Saved entries:
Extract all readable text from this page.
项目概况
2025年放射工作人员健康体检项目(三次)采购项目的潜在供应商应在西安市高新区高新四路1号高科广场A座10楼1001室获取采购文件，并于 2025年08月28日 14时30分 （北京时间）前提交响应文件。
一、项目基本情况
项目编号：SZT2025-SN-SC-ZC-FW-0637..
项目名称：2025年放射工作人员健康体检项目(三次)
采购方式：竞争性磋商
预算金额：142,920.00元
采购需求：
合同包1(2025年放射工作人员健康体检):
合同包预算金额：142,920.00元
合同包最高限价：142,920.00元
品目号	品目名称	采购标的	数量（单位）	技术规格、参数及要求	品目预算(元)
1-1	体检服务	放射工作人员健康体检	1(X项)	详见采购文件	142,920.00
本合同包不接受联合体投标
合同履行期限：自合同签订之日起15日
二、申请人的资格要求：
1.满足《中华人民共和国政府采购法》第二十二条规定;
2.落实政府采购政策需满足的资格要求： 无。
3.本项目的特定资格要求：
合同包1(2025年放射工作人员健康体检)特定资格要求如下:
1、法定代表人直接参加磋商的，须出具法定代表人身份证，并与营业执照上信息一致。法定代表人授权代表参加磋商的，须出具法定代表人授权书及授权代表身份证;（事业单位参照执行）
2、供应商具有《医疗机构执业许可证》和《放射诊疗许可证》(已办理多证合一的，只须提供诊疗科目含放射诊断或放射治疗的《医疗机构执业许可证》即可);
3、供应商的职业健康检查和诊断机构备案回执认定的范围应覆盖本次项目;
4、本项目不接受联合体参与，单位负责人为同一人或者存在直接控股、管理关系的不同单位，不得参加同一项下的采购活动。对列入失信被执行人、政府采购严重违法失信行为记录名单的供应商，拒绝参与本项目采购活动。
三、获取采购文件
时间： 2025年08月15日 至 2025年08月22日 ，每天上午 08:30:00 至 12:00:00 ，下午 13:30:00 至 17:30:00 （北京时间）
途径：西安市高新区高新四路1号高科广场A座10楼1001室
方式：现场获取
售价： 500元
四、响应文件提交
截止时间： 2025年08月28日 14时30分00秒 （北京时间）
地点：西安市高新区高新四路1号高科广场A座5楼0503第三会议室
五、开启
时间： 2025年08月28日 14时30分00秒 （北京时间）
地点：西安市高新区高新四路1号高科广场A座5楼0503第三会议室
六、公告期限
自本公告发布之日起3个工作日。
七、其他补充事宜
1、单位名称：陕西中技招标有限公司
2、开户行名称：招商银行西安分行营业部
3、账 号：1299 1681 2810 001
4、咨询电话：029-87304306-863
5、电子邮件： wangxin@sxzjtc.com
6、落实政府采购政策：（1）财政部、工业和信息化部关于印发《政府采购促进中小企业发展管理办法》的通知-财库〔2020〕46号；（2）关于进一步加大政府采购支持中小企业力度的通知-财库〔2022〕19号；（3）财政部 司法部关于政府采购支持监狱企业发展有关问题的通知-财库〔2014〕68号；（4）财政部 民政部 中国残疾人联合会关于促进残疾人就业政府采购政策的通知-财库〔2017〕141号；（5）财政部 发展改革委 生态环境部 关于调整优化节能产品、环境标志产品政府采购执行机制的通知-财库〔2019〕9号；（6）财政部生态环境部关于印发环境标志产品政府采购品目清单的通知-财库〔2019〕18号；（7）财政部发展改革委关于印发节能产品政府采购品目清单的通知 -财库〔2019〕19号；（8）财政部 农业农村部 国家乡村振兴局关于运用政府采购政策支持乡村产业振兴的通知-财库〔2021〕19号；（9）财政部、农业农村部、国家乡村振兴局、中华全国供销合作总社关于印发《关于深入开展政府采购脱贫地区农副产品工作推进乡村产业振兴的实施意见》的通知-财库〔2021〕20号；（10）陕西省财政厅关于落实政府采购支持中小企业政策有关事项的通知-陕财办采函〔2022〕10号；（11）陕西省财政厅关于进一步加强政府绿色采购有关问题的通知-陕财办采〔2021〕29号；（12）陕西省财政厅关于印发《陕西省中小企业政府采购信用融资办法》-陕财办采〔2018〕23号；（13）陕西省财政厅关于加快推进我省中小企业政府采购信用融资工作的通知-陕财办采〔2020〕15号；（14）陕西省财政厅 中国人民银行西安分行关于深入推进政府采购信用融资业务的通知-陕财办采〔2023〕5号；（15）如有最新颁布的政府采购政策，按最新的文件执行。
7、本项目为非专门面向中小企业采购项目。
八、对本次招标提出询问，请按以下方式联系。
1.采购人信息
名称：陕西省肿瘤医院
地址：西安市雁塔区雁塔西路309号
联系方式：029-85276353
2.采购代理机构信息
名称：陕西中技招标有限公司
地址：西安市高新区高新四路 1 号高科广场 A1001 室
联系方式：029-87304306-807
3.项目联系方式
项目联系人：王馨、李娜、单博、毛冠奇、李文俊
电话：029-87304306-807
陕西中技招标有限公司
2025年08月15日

» DIRECTIONS FOR THIS TASK:
Where a line above contains the word "北京时间", copy that line.

» TASK RESULT:
2025年放射工作人员健康体检项目(三次)采购项目的潜在供应商应在西安市高新区高新四路1号高科广场A座10楼1001室获取采购文件，并于 2025年08月28日 14时30分 （北京时间）前提交响应文件。
时间： 2025年08月15日 至 2025年08月22日 ，每天上午 08:30:00 至 12:00:00 ，下午 13:30:00 至 17:30:00 （北京时间）
截止时间： 2025年08月28日 14时30分00秒 （北京时间）
时间： 2025年08月28日 14时30分00秒 （北京时间）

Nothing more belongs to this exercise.